Exercise: Repeat the listing in full, preserving every character.

Data listing:
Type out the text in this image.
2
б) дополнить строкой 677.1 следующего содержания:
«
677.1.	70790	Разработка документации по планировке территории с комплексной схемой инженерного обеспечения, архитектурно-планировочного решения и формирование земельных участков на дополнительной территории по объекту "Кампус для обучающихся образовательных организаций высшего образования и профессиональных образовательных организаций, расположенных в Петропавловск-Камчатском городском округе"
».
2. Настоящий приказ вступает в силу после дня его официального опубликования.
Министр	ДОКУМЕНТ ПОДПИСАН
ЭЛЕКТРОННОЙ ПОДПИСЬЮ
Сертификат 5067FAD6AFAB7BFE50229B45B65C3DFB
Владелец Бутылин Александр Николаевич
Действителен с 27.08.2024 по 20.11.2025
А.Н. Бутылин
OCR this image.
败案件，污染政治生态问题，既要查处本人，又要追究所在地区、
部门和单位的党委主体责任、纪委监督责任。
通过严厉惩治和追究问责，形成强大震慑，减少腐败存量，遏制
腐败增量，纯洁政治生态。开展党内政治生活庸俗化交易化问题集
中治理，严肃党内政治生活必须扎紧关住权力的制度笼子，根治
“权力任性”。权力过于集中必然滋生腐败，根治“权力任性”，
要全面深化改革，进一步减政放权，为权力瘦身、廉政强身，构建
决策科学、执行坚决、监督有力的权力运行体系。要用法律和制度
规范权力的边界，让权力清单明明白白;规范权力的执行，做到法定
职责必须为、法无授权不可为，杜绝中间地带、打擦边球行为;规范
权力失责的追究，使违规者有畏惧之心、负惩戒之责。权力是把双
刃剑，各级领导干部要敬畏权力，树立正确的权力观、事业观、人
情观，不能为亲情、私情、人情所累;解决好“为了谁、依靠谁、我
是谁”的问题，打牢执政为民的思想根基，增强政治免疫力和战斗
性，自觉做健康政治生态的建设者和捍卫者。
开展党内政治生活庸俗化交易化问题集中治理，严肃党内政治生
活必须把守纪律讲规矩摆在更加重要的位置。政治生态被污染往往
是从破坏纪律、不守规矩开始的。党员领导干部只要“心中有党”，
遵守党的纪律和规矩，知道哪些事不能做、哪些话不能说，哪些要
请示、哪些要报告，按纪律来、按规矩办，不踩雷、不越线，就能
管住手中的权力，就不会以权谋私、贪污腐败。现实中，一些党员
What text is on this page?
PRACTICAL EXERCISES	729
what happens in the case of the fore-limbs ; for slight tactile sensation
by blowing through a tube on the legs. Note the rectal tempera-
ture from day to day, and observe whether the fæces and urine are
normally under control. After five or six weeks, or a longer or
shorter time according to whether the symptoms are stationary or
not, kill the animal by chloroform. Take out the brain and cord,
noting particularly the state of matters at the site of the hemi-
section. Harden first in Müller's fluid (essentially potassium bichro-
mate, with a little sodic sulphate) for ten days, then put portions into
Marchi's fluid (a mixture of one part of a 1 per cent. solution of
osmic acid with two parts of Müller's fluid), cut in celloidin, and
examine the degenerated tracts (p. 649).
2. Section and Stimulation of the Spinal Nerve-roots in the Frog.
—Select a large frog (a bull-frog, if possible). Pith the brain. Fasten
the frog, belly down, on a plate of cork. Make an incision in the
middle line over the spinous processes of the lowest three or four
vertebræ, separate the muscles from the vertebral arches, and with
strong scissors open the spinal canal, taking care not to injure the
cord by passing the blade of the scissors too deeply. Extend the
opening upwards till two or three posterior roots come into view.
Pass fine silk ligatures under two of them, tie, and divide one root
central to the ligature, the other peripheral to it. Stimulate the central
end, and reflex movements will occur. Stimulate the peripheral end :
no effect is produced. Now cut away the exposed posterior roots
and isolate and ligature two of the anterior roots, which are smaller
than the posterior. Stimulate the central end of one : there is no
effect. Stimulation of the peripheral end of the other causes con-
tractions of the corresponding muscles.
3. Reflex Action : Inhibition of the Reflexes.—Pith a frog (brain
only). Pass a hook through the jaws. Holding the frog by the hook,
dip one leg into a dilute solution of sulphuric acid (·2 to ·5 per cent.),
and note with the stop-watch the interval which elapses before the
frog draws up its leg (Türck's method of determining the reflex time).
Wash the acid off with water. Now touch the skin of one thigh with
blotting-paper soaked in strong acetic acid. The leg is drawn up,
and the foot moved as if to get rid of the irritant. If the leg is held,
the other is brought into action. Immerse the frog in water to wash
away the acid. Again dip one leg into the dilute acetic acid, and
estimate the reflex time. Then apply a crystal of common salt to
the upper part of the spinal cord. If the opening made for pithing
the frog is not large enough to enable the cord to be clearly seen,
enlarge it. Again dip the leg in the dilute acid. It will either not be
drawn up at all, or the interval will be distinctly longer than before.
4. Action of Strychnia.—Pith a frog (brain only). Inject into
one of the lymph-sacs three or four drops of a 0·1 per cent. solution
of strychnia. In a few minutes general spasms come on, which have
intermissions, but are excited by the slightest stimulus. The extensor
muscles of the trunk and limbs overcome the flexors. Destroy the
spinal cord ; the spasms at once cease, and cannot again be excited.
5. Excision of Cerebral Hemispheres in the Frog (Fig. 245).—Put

Solution for this exercise:
Type out the text in this image.
2
б) дополнить строкой 677.1 следующего содержания:
«
677.1.	70790	Разработка документации по планировке территории с комплексной схемой инженерного обеспечения, архитектурно-планировочного решения и формирование земельных участков на дополнительной территории по объекту "Кампус для обучающихся образовательных организаций высшего образования и профессиональных образовательных организаций, расположенных в Петропавловск-Камчатском городском округе"
».
2. Настоящий приказ вступает в силу после дня его официального опубликования.
Министр	ДОКУМЕНТ ПОДПИСАН
ЭЛЕКТРОННОЙ ПОДПИСЬЮ
Сертификат 5067FAD6AFAB7BFE50229B45B65C3DFB
Владелец Бутылин Александр Николаевич
Действителен с 27.08.2024 по 20.11.2025
А.Н. Бутылин
OCR this image.
败案件，污染政治生态问题，既要查处本人，又要追究所在地区、
部门和单位的党委主体责任、纪委监督责任。
通过严厉惩治和追究问责，形成强大震慑，减少腐败存量，遏制
腐败增量，纯洁政治生态。开展党内政治生活庸俗化交易化问题集
中治理，严肃党内政治生活必须扎紧关住权力的制度笼子，根治
“权力任性”。权力过于集中必然滋生腐败，根治“权力任性”，
要全面深化改革，进一步减政放权，为权力瘦身、廉政强身，构建
决策科学、执行坚决、监督有力的权力运行体系。要用法律和制度
规范权力的边界，让权力清单明明白白;规范权力的执行，做到法定
职责必须为、法无授权不可为，杜绝中间地带、打擦边球行为;规范
权力失责的追究，使违规者有畏惧之心、负惩戒之责。权力是把双
刃剑，各级领导干部要敬畏权力，树立正确的权力观、事业观、人
情观，不能为亲情、私情、人情所累;解决好“为了谁、依靠谁、我
是谁”的问题，打牢执政为民的思想根基，增强政治免疫力和战斗
性，自觉做健康政治生态的建设者和捍卫者。
开展党内政治生活庸俗化交易化问题集中治理，严肃党内政治生
活必须把守纪律讲规矩摆在更加重要的位置。政治生态被污染往往
是从破坏纪律、不守规矩开始的。党员领导干部只要“心中有党”，
遵守党的纪律和规矩，知道哪些事不能做、哪些话不能说，哪些要
请示、哪些要报告，按纪律来、按规矩办，不踩雷、不越线，就能
管住手中的权力，就不会以权谋私、贪污腐败。现实中，一些党员
What text is on this page?
PRACTICAL EXERCISES	729
what happens in the case of the fore-limbs ; for slight tactile sensation
by blowing through a tube on the legs. Note the rectal tempera-
ture from day to day, and observe whether the fæces and urine are
normally under control. After five or six weeks, or a longer or
shorter time according to whether the symptoms are stationary or
not, kill the animal by chloroform. Take out the brain and cord,
noting particularly the state of matters at the site of the hemi-
section. Harden first in Müller's fluid (essentially potassium bichro-
mate, with a little sodic sulphate) for ten days, then put portions into
Marchi's fluid (a mixture of one part of a 1 per cent. solution of
osmic acid with two parts of Müller's fluid), cut in celloidin, and
examine the degenerated tracts (p. 649).
2. Section and Stimulation of the Spinal Nerve-roots in the Frog.
—Select a large frog (a bull-frog, if possible). Pith the brain. Fasten
the frog, belly down, on a plate of cork. Make an incision in the
middle line over the spinous processes of the lowest three or four
vertebræ, separate the muscles from the vertebral arches, and with
strong scissors open the spinal canal, taking care not to injure the
cord by passing the blade of the scissors too deeply. Extend the
opening upwards till two or three posterior roots come into view.
Pass fine silk ligatures under two of them, tie, and divide one root
central to the ligature, the other peripheral to it. Stimulate the central
end, and reflex movements will occur. Stimulate the peripheral end :
no effect is produced. Now cut away the exposed posterior roots
and isolate and ligature two of the anterior roots, which are smaller
than the posterior. Stimulate the central end of one : there is no
effect. Stimulation of the peripheral end of the other causes con-
tractions of the corresponding muscles.
3. Reflex Action : Inhibition of the Reflexes.—Pith a frog (brain
only). Pass a hook through the jaws. Holding the frog by the hook,
dip one leg into a dilute solution of sulphuric acid (·2 to ·5 per cent.),
and note with the stop-watch the interval which elapses before the
frog draws up its leg (Türck's method of determining the reflex time).
Wash the acid off with water. Now touch the skin of one thigh with
blotting-paper soaked in strong acetic acid. The leg is drawn up,
and the foot moved as if to get rid of the irritant. If the leg is held,
the other is brought into action. Immerse the frog in water to wash
away the acid. Again dip one leg into the dilute acetic acid, and
estimate the reflex time. Then apply a crystal of common salt to
the upper part of the spinal cord. If the opening made for pithing
the frog is not large enough to enable the cord to be clearly seen,
enlarge it. Again dip the leg in the dilute acid. It will either not be
drawn up at all, or the interval will be distinctly longer than before.
4. Action of Strychnia.—Pith a frog (brain only). Inject into
one of the lymph-sacs three or four drops of a 0·1 per cent. solution
of strychnia. In a few minutes general spasms come on, which have
intermissions, but are excited by the slightest stimulus. The extensor
muscles of the trunk and limbs overcome the flexors. Destroy the
spinal cord ; the spasms at once cease, and cannot again be excited.
5. Excision of Cerebral Hemispheres in the Frog (Fig. 245).—Put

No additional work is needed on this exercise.